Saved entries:
-*-*-
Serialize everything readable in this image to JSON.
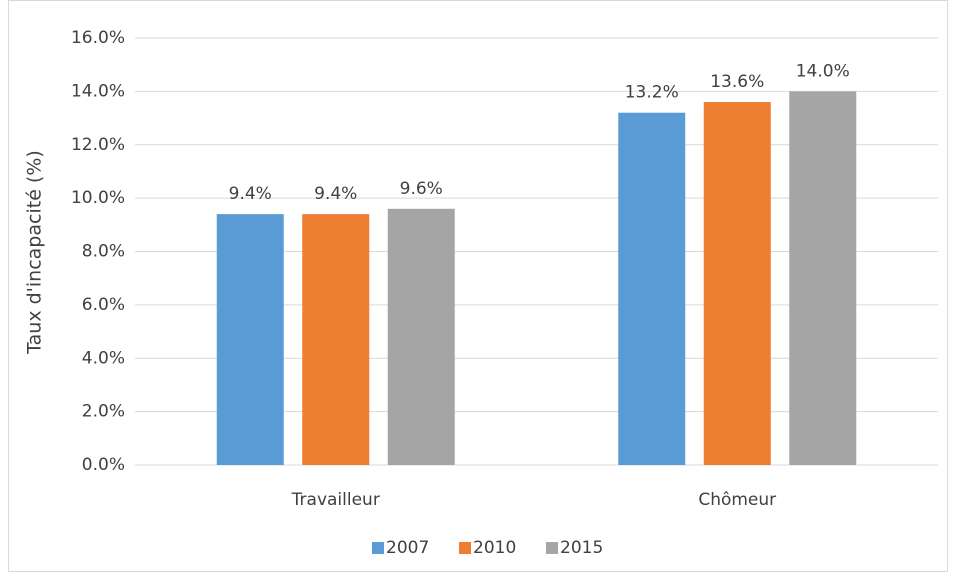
{
  "chart_data": {
    "type": "bar",
    "y_label": "Taux d'incapacité (%)",
    "categories": [
      "Travailleur",
      "Chômeur"
    ],
    "series": [
      {
        "name": "2007",
        "color": "#5b9bd5",
        "values": [
          9.4,
          13.2
        ],
        "value_labels": [
          "9.4%",
          "13.2%"
        ]
      },
      {
        "name": "2010",
        "color": "#ed7d31",
        "values": [
          9.4,
          13.6
        ],
        "value_labels": [
          "9.4%",
          "13.6%"
        ]
      },
      {
        "name": "2015",
        "color": "#a5a5a5",
        "values": [
          9.6,
          14.0
        ],
        "value_labels": [
          "9.6%",
          "14.0%"
        ]
      }
    ],
    "ylim": [
      0,
      16
    ],
    "yticks": [
      {
        "value": 0,
        "label": "0.0%"
      },
      {
        "value": 2,
        "label": "2.0%"
      },
      {
        "value": 4,
        "label": "4.0%"
      },
      {
        "value": 6,
        "label": "6.0%"
      },
      {
        "value": 8,
        "label": "8.0%"
      },
      {
        "value": 10,
        "label": "10.0%"
      },
      {
        "value": 12,
        "label": "12.0%"
      },
      {
        "value": 14,
        "label": "14.0%"
      },
      {
        "value": 16,
        "label": "16.0%"
      }
    ],
    "grid": true,
    "legend": "bottom"
  }
}
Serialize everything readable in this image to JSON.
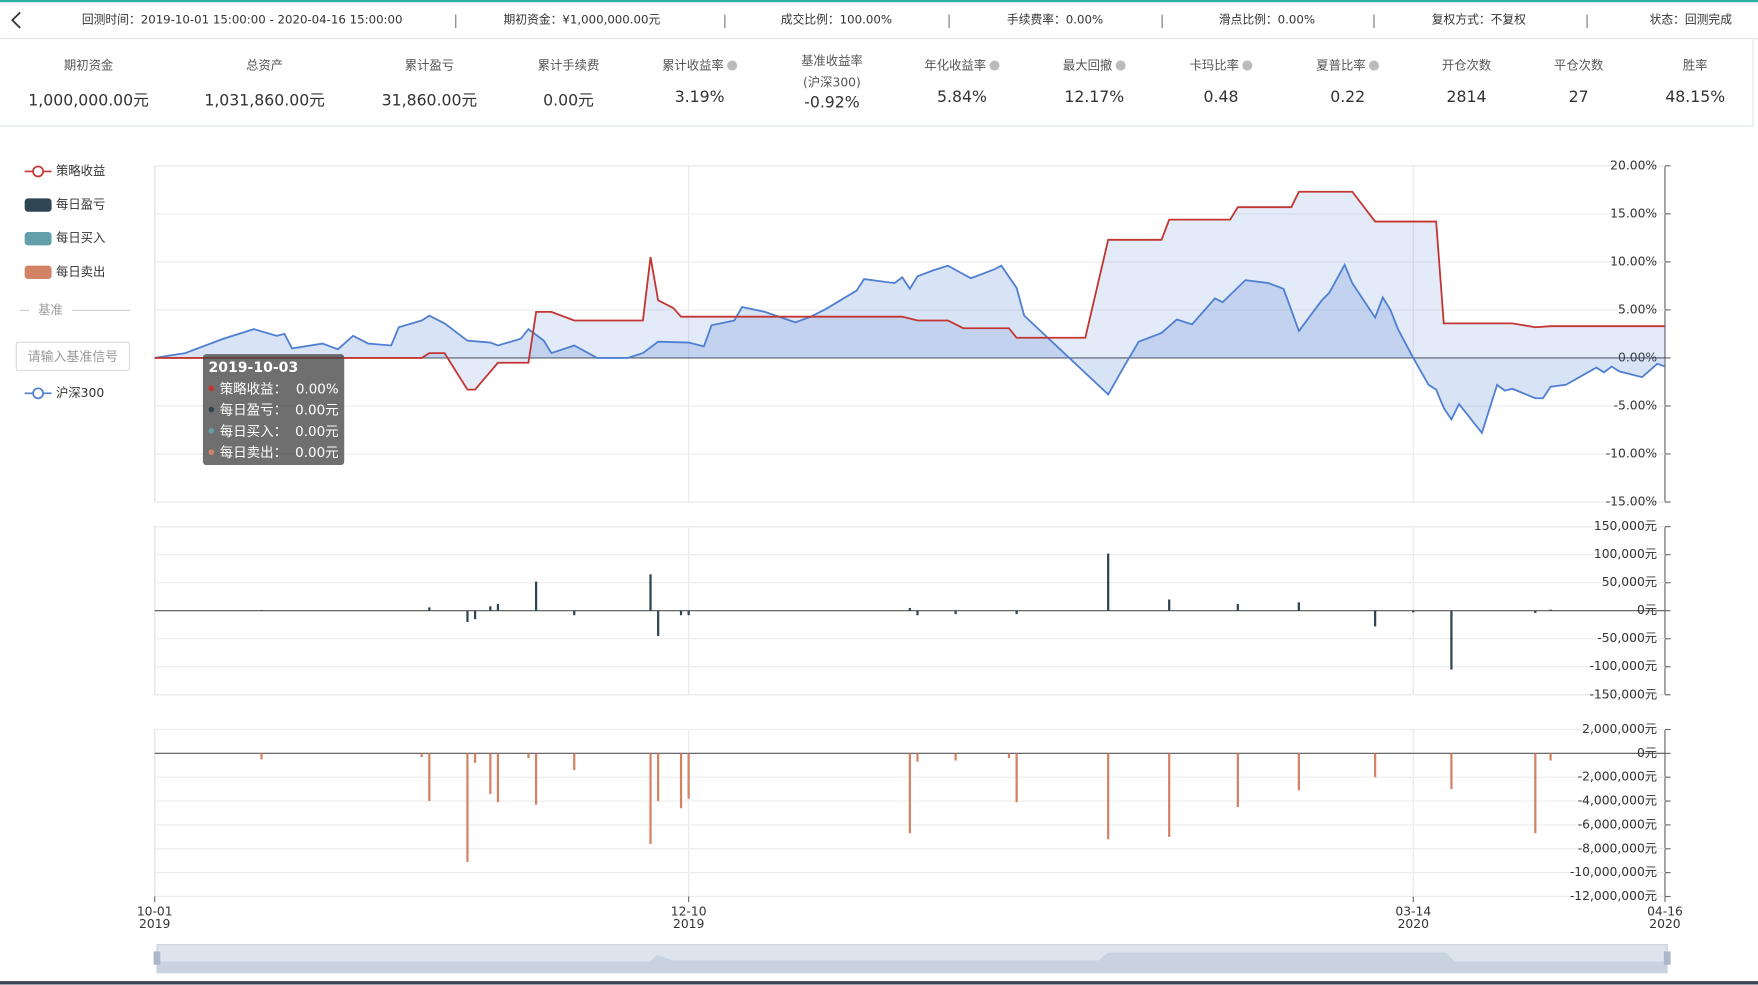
{
  "header": {
    "items": [
      "回测时间：2019-10-01 15:00:00 - 2020-04-16 15:00:00",
      "期初资金：¥1,000,000.00元",
      "成交比例：100.00%",
      "手续费率：0.00%",
      "滑点比例：0.00%",
      "复权方式：不复权",
      "状态：回测完成"
    ]
  },
  "stats": [
    {
      "label": "期初资金",
      "value": "1,000,000.00元"
    },
    {
      "label": "总资产",
      "value": "1,031,860.00元"
    },
    {
      "label": "累计盈亏",
      "value": "31,860.00元"
    },
    {
      "label": "累计手续费",
      "value": "0.00元"
    },
    {
      "label": "累计收益率",
      "value": "3.19%",
      "info": true
    },
    {
      "label": "基准收益率",
      "sublabel": "(沪深300)",
      "value": "-0.92%"
    },
    {
      "label": "年化收益率",
      "value": "5.84%",
      "info": true
    },
    {
      "label": "最大回撤",
      "value": "12.17%",
      "info": true
    },
    {
      "label": "卡玛比率",
      "value": "0.48",
      "info": true
    },
    {
      "label": "夏普比率",
      "value": "0.22",
      "info": true
    },
    {
      "label": "开仓次数",
      "value": "2814"
    },
    {
      "label": "平仓次数",
      "value": "27"
    },
    {
      "label": "胜率",
      "value": "48.15%"
    }
  ],
  "sidebar": {
    "benchmark_title": "基准",
    "input_placeholder": "请输入基准信号"
  },
  "tooltip": {
    "title": "2019-10-03",
    "rows": [
      {
        "label": "策略收益：",
        "value": "0.00%"
      },
      {
        "label": "每日盈亏：",
        "value": "0.00元"
      },
      {
        "label": "每日买入：",
        "value": "0.00元"
      },
      {
        "label": "每日卖出：",
        "value": "0.00元"
      }
    ]
  },
  "chart_data": [
    {
      "type": "line",
      "grid": true,
      "series": [
        {
          "name": "策略收益",
          "color": "#c23531",
          "x": [
            "2019-10-01",
            "2019-11-05",
            "2019-11-06",
            "2019-11-08",
            "2019-11-11",
            "2019-11-12",
            "2019-11-15",
            "2019-11-19",
            "2019-11-20",
            "2019-11-22",
            "2019-11-25",
            "2019-12-04",
            "2019-12-05",
            "2019-12-06",
            "2019-12-08",
            "2019-12-09",
            "2020-01-07",
            "2020-01-09",
            "2020-01-13",
            "2020-01-15",
            "2020-01-21",
            "2020-01-22",
            "2020-01-31",
            "2020-02-03",
            "2020-02-10",
            "2020-02-11",
            "2020-02-19",
            "2020-02-20",
            "2020-02-27",
            "2020-02-28",
            "2020-03-06",
            "2020-03-09",
            "2020-03-17",
            "2020-03-18",
            "2020-03-27",
            "2020-03-30",
            "2020-04-01",
            "2020-04-16"
          ],
          "values": [
            0,
            0,
            0.5,
            0.5,
            -3.3,
            -3.3,
            -0.5,
            -0.5,
            4.8,
            4.8,
            3.9,
            3.9,
            10.5,
            6,
            5.2,
            4.3,
            4.3,
            3.9,
            3.9,
            3.1,
            3.1,
            2.1,
            2.1,
            12.3,
            12.3,
            14.4,
            14.4,
            15.7,
            15.7,
            17.3,
            17.3,
            14.2,
            14.2,
            3.6,
            3.6,
            3.2,
            3.3,
            3.3
          ]
        },
        {
          "name": "沪深300",
          "color": "#4f7fd2",
          "x": [
            "2019-10-01",
            "2019-10-05",
            "2019-10-10",
            "2019-10-14",
            "2019-10-17",
            "2019-10-18",
            "2019-10-19",
            "2019-10-23",
            "2019-10-25",
            "2019-10-27",
            "2019-10-29",
            "2019-11-01",
            "2019-11-02",
            "2019-11-05",
            "2019-11-06",
            "2019-11-08",
            "2019-11-11",
            "2019-11-14",
            "2019-11-15",
            "2019-11-18",
            "2019-11-19",
            "2019-11-21",
            "2019-11-22",
            "2019-11-25",
            "2019-11-28",
            "2019-12-02",
            "2019-12-04",
            "2019-12-06",
            "2019-12-10",
            "2019-12-12",
            "2019-12-13",
            "2019-12-16",
            "2019-12-17",
            "2019-12-20",
            "2019-12-24",
            "2019-12-26",
            "2019-12-28",
            "2020-01-01",
            "2020-01-02",
            "2020-01-06",
            "2020-01-07",
            "2020-01-08",
            "2020-01-09",
            "2020-01-11",
            "2020-01-13",
            "2020-01-16",
            "2020-01-19",
            "2020-01-20",
            "2020-01-22",
            "2020-01-23",
            "2020-02-03",
            "2020-02-05",
            "2020-02-07",
            "2020-02-10",
            "2020-02-12",
            "2020-02-14",
            "2020-02-17",
            "2020-02-18",
            "2020-02-21",
            "2020-02-24",
            "2020-02-26",
            "2020-02-28",
            "2020-03-02",
            "2020-03-03",
            "2020-03-05",
            "2020-03-06",
            "2020-03-09",
            "2020-03-10",
            "2020-03-11",
            "2020-03-12",
            "2020-03-14",
            "2020-03-16",
            "2020-03-17",
            "2020-03-18",
            "2020-03-19",
            "2020-03-20",
            "2020-03-23",
            "2020-03-25",
            "2020-03-26",
            "2020-03-27",
            "2020-03-30",
            "2020-03-31",
            "2020-04-01",
            "2020-04-03",
            "2020-04-07",
            "2020-04-08",
            "2020-04-09",
            "2020-04-10",
            "2020-04-13",
            "2020-04-15",
            "2020-04-16"
          ],
          "values": [
            0,
            0.5,
            2,
            3,
            2.3,
            2.5,
            1,
            1.5,
            0.9,
            2.3,
            1.5,
            1.3,
            3.2,
            3.9,
            4.4,
            3.6,
            1.8,
            1.6,
            1.3,
            2,
            3,
            1.8,
            0.5,
            1.3,
            0,
            0,
            0.5,
            1.7,
            1.6,
            1.2,
            3.4,
            3.9,
            5.3,
            4.8,
            3.7,
            4.3,
            5.1,
            7,
            8.2,
            7.8,
            8.4,
            7.2,
            8.5,
            9.1,
            9.6,
            8.3,
            9.2,
            9.6,
            7.3,
            4.4,
            -3.8,
            -1,
            1.7,
            2.6,
            4,
            3.5,
            6.2,
            5.8,
            8.1,
            7.8,
            7.2,
            2.8,
            6,
            6.8,
            9.7,
            7.8,
            4.2,
            6.3,
            5,
            3,
            0,
            -2.8,
            -3.3,
            -5.2,
            -6.4,
            -4.8,
            -7.8,
            -2.8,
            -3.4,
            -3.2,
            -4.2,
            -4.2,
            -3,
            -2.8,
            -1,
            -1.5,
            -0.9,
            -1.4,
            -2,
            -0.6,
            -0.9
          ]
        }
      ],
      "ylim": [
        -15,
        20
      ],
      "yticks": [
        {
          "value": 20,
          "label": "20.00%"
        },
        {
          "value": 15,
          "label": "15.00%"
        },
        {
          "value": 10,
          "label": "10.00%"
        },
        {
          "value": 5,
          "label": "5.00%"
        },
        {
          "value": 0,
          "label": "0.00%"
        },
        {
          "value": -5,
          "label": "-5.00%"
        },
        {
          "value": -10,
          "label": "-10.00%"
        },
        {
          "value": -15,
          "label": "-15.00%"
        }
      ]
    },
    {
      "type": "bar",
      "grid": true,
      "series": [
        {
          "name": "每日盈亏",
          "color": "#2f4554",
          "x": [
            "2019-10-15",
            "2019-11-06",
            "2019-11-11",
            "2019-11-12",
            "2019-11-14",
            "2019-11-15",
            "2019-11-20",
            "2019-11-25",
            "2019-12-05",
            "2019-12-06",
            "2019-12-09",
            "2019-12-10",
            "2020-01-08",
            "2020-01-09",
            "2020-01-14",
            "2020-01-22",
            "2020-02-03",
            "2020-02-11",
            "2020-02-20",
            "2020-02-28",
            "2020-03-09",
            "2020-03-14",
            "2020-03-19",
            "2020-03-30",
            "2020-04-01"
          ],
          "values": [
            1000,
            6000,
            -20000,
            -15000,
            8000,
            12000,
            52000,
            -8000,
            65000,
            -45000,
            -8000,
            -8000,
            5000,
            -8000,
            -6000,
            -6000,
            102000,
            20000,
            12000,
            15000,
            -28000,
            -3000,
            -105000,
            -4000,
            2000
          ]
        }
      ],
      "ylim": [
        -150000,
        150000
      ],
      "yticks": [
        {
          "value": 150000,
          "label": "150,000元"
        },
        {
          "value": 100000,
          "label": "100,000元"
        },
        {
          "value": 50000,
          "label": "50,000元"
        },
        {
          "value": 0,
          "label": "0元"
        },
        {
          "value": -50000,
          "label": "-50,000元"
        },
        {
          "value": -100000,
          "label": "-100,000元"
        },
        {
          "value": -150000,
          "label": "-150,000元"
        }
      ]
    },
    {
      "type": "bar",
      "grid": true,
      "series": [
        {
          "name": "每日买入",
          "color": "#61a0a8",
          "x": [],
          "values": []
        },
        {
          "name": "每日卖出",
          "color": "#d48265",
          "x": [
            "2019-10-15",
            "2019-11-05",
            "2019-11-06",
            "2019-11-11",
            "2019-11-12",
            "2019-11-14",
            "2019-11-15",
            "2019-11-19",
            "2019-11-20",
            "2019-11-25",
            "2019-12-05",
            "2019-12-06",
            "2019-12-09",
            "2019-12-10",
            "2020-01-08",
            "2020-01-09",
            "2020-01-14",
            "2020-01-21",
            "2020-01-22",
            "2020-02-03",
            "2020-02-11",
            "2020-02-20",
            "2020-02-28",
            "2020-03-09",
            "2020-03-19",
            "2020-03-30",
            "2020-04-01"
          ],
          "values": [
            -500000,
            -300000,
            -4000000,
            -9100000,
            -800000,
            -3400000,
            -4100000,
            -400000,
            -4300000,
            -1400000,
            -7600000,
            -4000000,
            -4600000,
            -3800000,
            -6700000,
            -700000,
            -600000,
            -400000,
            -4100000,
            -7200000,
            -7000000,
            -4500000,
            -3100000,
            -2000000,
            -3000000,
            -6700000,
            -600000
          ]
        }
      ],
      "ylim": [
        -12000000,
        2000000
      ],
      "yticks": [
        {
          "value": 2000000,
          "label": "2,000,000元"
        },
        {
          "value": 0,
          "label": "0元"
        },
        {
          "value": -2000000,
          "label": "-2,000,000元"
        },
        {
          "value": -4000000,
          "label": "-4,000,000元"
        },
        {
          "value": -6000000,
          "label": "-6,000,000元"
        },
        {
          "value": -8000000,
          "label": "-8,000,000元"
        },
        {
          "value": -10000000,
          "label": "-10,000,000元"
        },
        {
          "value": -12000000,
          "label": "-12,000,000元"
        }
      ],
      "xlim": [
        "2019-10-01",
        "2020-04-16"
      ],
      "xticks": [
        {
          "value": "2019-10-01",
          "label": [
            "10-01",
            "2019"
          ]
        },
        {
          "value": "2019-12-10",
          "label": [
            "12-10",
            "2019"
          ]
        },
        {
          "value": "2020-03-14",
          "label": [
            "03-14",
            "2020"
          ]
        },
        {
          "value": "2020-04-16",
          "label": [
            "04-16",
            "2020"
          ]
        }
      ]
    }
  ]
}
-*-*-
**REQUIREMENTS**
Identify each line in the records above that contains the word "name", and copy it out in full.

**ANSWER TO THIS EXERCISE**
        "name": "2007",
        "name": "2010",
        "name": "2015",
          "name": "策略收益",
          "name": "沪深300",
          "name": "每日盈亏",
          "name": "每日买入",
          "name": "每日卖出",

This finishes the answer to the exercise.